— Text segment —
How about sentence patterns, though?

Yes, I mean versatile Greek sentence patterns, which can be adapted for anything you want to say. That’s exciting, right?

In this article, we’ll focus on practical examples, demonstrating all the basic sentence patterns in Greek. After reading this, you’ll be able to construct simple sentences in Greek, which will certainly be useful whether you’re a beginner or a more advanced learner.

Log in to Download Your Free Cheat Sheet - Beginner Vocabulary in Greek Table of Contents
  1. Linking Two Nouns: A is B
  2. Using Adjectives to Describe a Noun: A is {Adjective}
  3. Expressing Desire: I Want (to)…
  4. Expressing Need: I Need (to)… / I Have to…
  5. Saying What You Like: I Like (to)…
  6. Politely Asking Someone to Do Something: Please…
  7. Asking for Permission: May I…? / Can I…?
  8. Asking for Information About Something: What is…?
  9. Asking About How Something Is: How is…?
  10. Asking About the Time: When is…?
  11. Asking About Location or Position: Where is…?
  12. Conclusion

1. Linking Two Nouns: A is B

Handwritten Sentences in a Notebook

Linking two nouns is pretty easy in Greek. Actually, this sentence pattern resembles its English equivalent. The only difference is the use of articles, which is a standard thing in Greek.

— Excerpted data —
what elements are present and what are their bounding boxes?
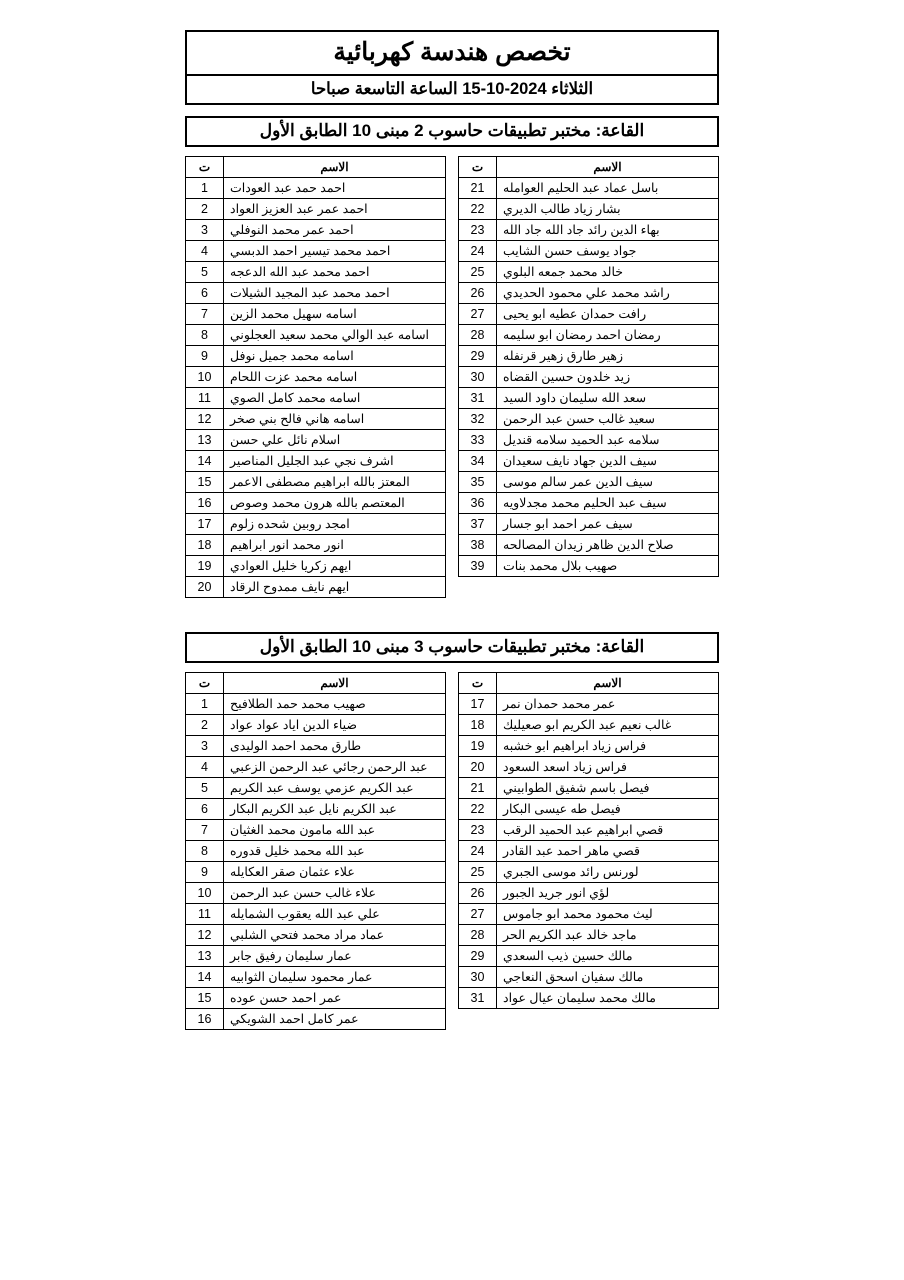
row-number: 15: [186, 471, 224, 492]
tables-row-1: [185, 156, 719, 598]
student-name: اشرف نجي عبد الجليل المناصير: [224, 450, 446, 471]
row-number: 12: [186, 408, 224, 429]
student-name: عبد الكريم نايل عبد الكريم البكار: [224, 798, 446, 819]
table-row: [186, 882, 446, 903]
table-right-1: [185, 156, 446, 598]
student-name: بهاء الدين رائد جاد الله جاد الله: [497, 219, 719, 240]
table-row: [186, 555, 446, 576]
table-row: [186, 219, 446, 240]
table-row: [459, 798, 719, 819]
column-header-num: ت: [186, 672, 224, 693]
section-room-2: [185, 632, 719, 1030]
row-number: 12: [186, 924, 224, 945]
table-row: [186, 513, 446, 534]
student-name: خالد محمد جمعه البلوي: [497, 261, 719, 282]
row-number: 21: [459, 777, 497, 798]
table-body: [186, 177, 446, 597]
student-name: عمر احمد حسن عوده: [224, 987, 446, 1008]
table-row: [459, 366, 719, 387]
table-row: [459, 177, 719, 198]
room-label-1: القاعة: مختبر تطبيقات حاسوب 2 مبنى 10 الطابق الأول: [259, 120, 645, 140]
table-row: [459, 492, 719, 513]
student-name: فيصل طه عيسى البكار: [497, 798, 719, 819]
table-header-row: [459, 672, 719, 693]
table-row: [186, 366, 446, 387]
row-number: 6: [186, 798, 224, 819]
table-row: [186, 429, 446, 450]
row-number: 7: [186, 303, 224, 324]
student-name: عمر كامل احمد الشويكي: [224, 1008, 446, 1029]
student-name: اسامه عبد الوالي محمد سعيد العجلوني: [224, 324, 446, 345]
room-label-2: القاعة: مختبر تطبيقات حاسوب 3 مبنى 10 الطابق الأول: [259, 636, 645, 656]
student-name: رمضان احمد رمضان ابو سليمه: [497, 324, 719, 345]
student-name: زيد خلدون حسين القضاه: [497, 366, 719, 387]
row-number: 9: [186, 861, 224, 882]
row-number: 31: [459, 387, 497, 408]
row-number: 14: [186, 450, 224, 471]
table-row: [459, 555, 719, 576]
row-number: 11: [186, 387, 224, 408]
table-row: [459, 987, 719, 1008]
student-name: اسامه محمد عزت اللحام: [224, 366, 446, 387]
student-name: مالك سفيان اسحق النعاجي: [497, 966, 719, 987]
student-name: احمد عمر عبد العزيز العواد: [224, 198, 446, 219]
student-name: لورنس رائد موسى الجبري: [497, 861, 719, 882]
table-left-1: [458, 156, 719, 598]
table-row: [186, 1008, 446, 1029]
column-header-num: ت: [459, 156, 497, 177]
row-number: 32: [459, 408, 497, 429]
table-spacer-row: [459, 1008, 719, 1029]
table-body: [459, 177, 719, 597]
row-number: 11: [186, 903, 224, 924]
table-row: [186, 735, 446, 756]
student-name: فيصل باسم شفيق الطوابيني: [497, 777, 719, 798]
table-row: [186, 303, 446, 324]
table-row: [459, 345, 719, 366]
row-number: 20: [186, 576, 224, 597]
row-number: 33: [459, 429, 497, 450]
row-number: 30: [459, 366, 497, 387]
table-row: [186, 282, 446, 303]
row-number: 5: [186, 777, 224, 798]
table-row: [459, 966, 719, 987]
row-number: 26: [459, 282, 497, 303]
student-name: احمد محمد عبد المجيد الشيلات: [224, 282, 446, 303]
row-number: 28: [459, 324, 497, 345]
row-number: 18: [186, 534, 224, 555]
student-name: سيف عبد الحليم محمد مجدلاويه: [497, 492, 719, 513]
table-row: [459, 471, 719, 492]
document-header: [185, 30, 719, 105]
table-row: [186, 450, 446, 471]
student-name: اسامه هاني فالح بني صخر: [224, 408, 446, 429]
row-number: 31: [459, 987, 497, 1008]
table-row: [186, 798, 446, 819]
table-row: [186, 345, 446, 366]
table-row: [459, 735, 719, 756]
row-number: 29: [459, 945, 497, 966]
table-row: [459, 261, 719, 282]
student-name: امجد روبين شحده زلوم: [224, 513, 446, 534]
table-row: [459, 714, 719, 735]
student-name: عمر محمد حمدان نمر: [497, 693, 719, 714]
row-number: 3: [186, 735, 224, 756]
row-number: 22: [459, 198, 497, 219]
table-row: [459, 945, 719, 966]
section-room-1: [185, 116, 719, 598]
student-name: سلامه عبد الحميد سلامه قنديل: [497, 429, 719, 450]
table-row: [186, 840, 446, 861]
tables-row-2: [185, 672, 719, 1030]
student-name: ليث محمود محمد ابو جاموس: [497, 903, 719, 924]
table-row: [459, 408, 719, 429]
row-number: 13: [186, 945, 224, 966]
room-box-2: [185, 632, 719, 663]
student-name: ضياء الدين اياد عواد عواد: [224, 714, 446, 735]
row-number: 1: [186, 177, 224, 198]
student-name: زهير طارق زهير قرنفله: [497, 345, 719, 366]
table-row: [459, 387, 719, 408]
table-row: [186, 261, 446, 282]
student-name: صهيب محمد حمد الطلافيح: [224, 693, 446, 714]
table-row: [459, 777, 719, 798]
table-row: [186, 198, 446, 219]
row-number: 29: [459, 345, 497, 366]
student-name: المعتصم بالله هرون محمد وصوص: [224, 492, 446, 513]
row-number: 2: [186, 714, 224, 735]
student-name: احمد عمر محمد النوفلي: [224, 219, 446, 240]
row-number: 19: [459, 735, 497, 756]
table-row: [459, 693, 719, 714]
student-name: سيف الدين جهاد نايف سعيدان: [497, 450, 719, 471]
row-number: 19: [186, 555, 224, 576]
table-row: [186, 492, 446, 513]
table-row: [459, 324, 719, 345]
table-body: [186, 693, 446, 1029]
table-header-row: [186, 156, 446, 177]
table-header-row: [186, 672, 446, 693]
table-body: [459, 693, 719, 1029]
student-name: سعيد غالب حسن عبد الرحمن: [497, 408, 719, 429]
exam-datetime: الثلاثاء 2024-10-15 الساعة التاسعة صباحا: [310, 79, 594, 98]
student-name: احمد محمد عبد الله الدعجه: [224, 261, 446, 282]
student-name: صلاح الدين ظاهر زيدان المصالحه: [497, 534, 719, 555]
row-number: 10: [186, 882, 224, 903]
student-name: انور محمد انور ابراهيم: [224, 534, 446, 555]
table-row: [186, 861, 446, 882]
table-row: [459, 861, 719, 882]
student-name: علاء غالب حسن عبد الرحمن: [224, 882, 446, 903]
table-row: [459, 924, 719, 945]
row-number: 13: [186, 429, 224, 450]
student-name: قصي ابراهيم عبد الحميد الرقب: [497, 819, 719, 840]
table-row: [459, 882, 719, 903]
row-number: 27: [459, 903, 497, 924]
row-number: 39: [459, 555, 497, 576]
row-number: 16: [186, 492, 224, 513]
student-name: فراس زياد اسعد السعود: [497, 756, 719, 777]
student-name: ايهم زكريا خليل العوادي: [224, 555, 446, 576]
row-number: 5: [186, 261, 224, 282]
student-name: المعتز بالله ابراهيم مصطفى الاعمر: [224, 471, 446, 492]
row-number: 21: [459, 177, 497, 198]
student-name: عمار سليمان رفيق جابر: [224, 945, 446, 966]
row-number: 36: [459, 492, 497, 513]
row-number: 25: [459, 861, 497, 882]
table-row: [186, 576, 446, 597]
table-row: [186, 714, 446, 735]
row-number: 38: [459, 534, 497, 555]
row-number: 28: [459, 924, 497, 945]
table-left-2: [458, 672, 719, 1030]
table-row: [186, 471, 446, 492]
student-name: عماد مراد محمد فتحي الشلبي: [224, 924, 446, 945]
row-number: 22: [459, 798, 497, 819]
student-name: مالك محمد سليمان عيال عواد: [497, 987, 719, 1008]
student-name: راشد محمد علي محمود الحديدي: [497, 282, 719, 303]
student-name: اسامه محمد جميل نوفل: [224, 345, 446, 366]
table-row: [186, 903, 446, 924]
table-row: [186, 819, 446, 840]
student-name: جواد يوسف حسن الشايب: [497, 240, 719, 261]
table-row: [186, 240, 446, 261]
table-row: [186, 177, 446, 198]
row-number: 14: [186, 966, 224, 987]
student-name: علاء عثمان صقر العكايله: [224, 861, 446, 882]
student-name: اسامه محمد كامل الصوي: [224, 387, 446, 408]
table-row: [186, 534, 446, 555]
row-number: 9: [186, 345, 224, 366]
table-row: [459, 282, 719, 303]
room-box-1: [185, 116, 719, 147]
table-row: [186, 387, 446, 408]
student-name: بشار زياد طالب الديري: [497, 198, 719, 219]
table-row: [186, 987, 446, 1008]
student-name: طارق محمد احمد الوليدى: [224, 735, 446, 756]
table-row: [459, 429, 719, 450]
column-header-name: الاسم: [497, 672, 719, 693]
table-row: [459, 240, 719, 261]
column-header-name: الاسم: [224, 672, 446, 693]
student-name: اسلام نائل علي حسن: [224, 429, 446, 450]
student-name: عبد الله محمد خليل قدوره: [224, 840, 446, 861]
page-title: تخصص هندسة كهربائية: [333, 38, 571, 66]
row-number: 4: [186, 240, 224, 261]
row-number: 10: [186, 366, 224, 387]
table-row: [459, 303, 719, 324]
column-header-name: الاسم: [497, 156, 719, 177]
student-name: عبد الله مامون محمد الغثيان: [224, 819, 446, 840]
student-name: سيف الدين عمر سالم موسى: [497, 471, 719, 492]
student-name: ايهم نايف ممدوح الرقاد: [224, 576, 446, 597]
row-number: 18: [459, 714, 497, 735]
row-number: 30: [459, 966, 497, 987]
student-name: احمد محمد تيسير احمد الدبسي: [224, 240, 446, 261]
table-row: [186, 945, 446, 966]
row-number: 20: [459, 756, 497, 777]
row-number: 8: [186, 840, 224, 861]
row-number: 23: [459, 819, 497, 840]
table-right-2: [185, 672, 446, 1030]
student-name: باسل عماد عبد الحليم العوامله: [497, 177, 719, 198]
student-name: احمد حمد عبد العودات: [224, 177, 446, 198]
row-number: 17: [186, 513, 224, 534]
table-row: [186, 693, 446, 714]
row-number: 3: [186, 219, 224, 240]
student-name: لؤي انور جريد الجبور: [497, 882, 719, 903]
table-row: [186, 408, 446, 429]
row-number: 6: [186, 282, 224, 303]
table-row: [186, 966, 446, 987]
row-number: 35: [459, 471, 497, 492]
row-number: 15: [186, 987, 224, 1008]
table-row: [186, 777, 446, 798]
student-name: رافت حمدان عطيه ابو يحيى: [497, 303, 719, 324]
table-row: [459, 819, 719, 840]
row-number: 27: [459, 303, 497, 324]
table-row: [459, 198, 719, 219]
row-number: 1: [186, 693, 224, 714]
row-number: 23: [459, 219, 497, 240]
table-header-row: [459, 156, 719, 177]
table-spacer-row: [459, 576, 719, 597]
row-number: 24: [459, 240, 497, 261]
table-row: [186, 756, 446, 777]
row-number: 24: [459, 840, 497, 861]
column-header-name: الاسم: [224, 156, 446, 177]
row-number: 17: [459, 693, 497, 714]
student-name: عبد الكريم عزمي يوسف عبد الكريم: [224, 777, 446, 798]
student-name: صهيب بلال محمد بنات: [497, 555, 719, 576]
title-box: [185, 30, 719, 76]
student-name: غالب نعيم عبد الكريم ابو صعيليك: [497, 714, 719, 735]
row-number: 34: [459, 450, 497, 471]
student-name: عمار محمود سليمان الثوابيه: [224, 966, 446, 987]
row-number: 7: [186, 819, 224, 840]
table-row: [459, 840, 719, 861]
student-name: اسامه سهيل محمد الزين: [224, 303, 446, 324]
column-header-num: ت: [186, 156, 224, 177]
subtitle-box: [185, 76, 719, 105]
table-row: [459, 534, 719, 555]
student-name: ماجد خالد عبد الكريم الحر: [497, 924, 719, 945]
table-row: [186, 924, 446, 945]
row-number: 16: [186, 1008, 224, 1029]
student-name: سيف عمر احمد ابو جسار: [497, 513, 719, 534]
row-number: 4: [186, 756, 224, 777]
student-name: قصي ماهر احمد عبد القادر: [497, 840, 719, 861]
student-name: مالك حسين ذيب السعدي: [497, 945, 719, 966]
row-number: 25: [459, 261, 497, 282]
row-number: 8: [186, 324, 224, 345]
table-row: [186, 324, 446, 345]
row-number: 37: [459, 513, 497, 534]
table-row: [459, 219, 719, 240]
student-name: فراس زياد ابراهيم ابو خشبه: [497, 735, 719, 756]
table-row: [459, 903, 719, 924]
table-row: [459, 756, 719, 777]
student-name: سعد الله سليمان داود السيد: [497, 387, 719, 408]
column-header-num: ت: [459, 672, 497, 693]
table-row: [459, 450, 719, 471]
row-number: 2: [186, 198, 224, 219]
student-name: عبد الرحمن رجائي عبد الرحمن الزعبي: [224, 756, 446, 777]
table-row: [459, 513, 719, 534]
row-number: 26: [459, 882, 497, 903]
student-name: علي عبد الله يعقوب الشمايله: [224, 903, 446, 924]
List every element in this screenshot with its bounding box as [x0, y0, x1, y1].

— Problem —
Please copy out the Greek sentence patterns text word for word, from start to finish.

— Answer for the task —
How about sentence patterns, though?

Yes, I mean versatile Greek sentence patterns, which can be adapted for anything you want to say. That’s exciting, right?

In this article, we’ll focus on practical examples, demonstrating all the basic sentence patterns in Greek. After reading this, you’ll be able to construct simple sentences in Greek, which will certainly be useful whether you’re a beginner or a more advanced learner.

Log in to Download Your Free Cheat Sheet - Beginner Vocabulary in Greek Table of Contents
  1. Linking Two Nouns: A is B
  2. Using Adjectives to Describe a Noun: A is {Adjective}
  3. Expressing Desire: I Want (to)…
  4. Expressing Need: I Need (to)… / I Have to…
  5. Saying What You Like: I Like (to)…
  6. Politely Asking Someone to Do Something: Please…
  7. Asking for Permission: May I…? / Can I…?
  8. Asking for Information About Something: What is…?
  9. Asking About How Something Is: How is…?
  10. Asking About the Time: When is…?
  11. Asking About Location or Position: Where is…?
  12. Conclusion

1. Linking Two Nouns: A is B

Handwritten Sentences in a Notebook

Linking two nouns is pretty easy in Greek. Actually, this sentence pattern resembles its English equivalent. The only difference is the use of articles, which is a standard thing in Greek.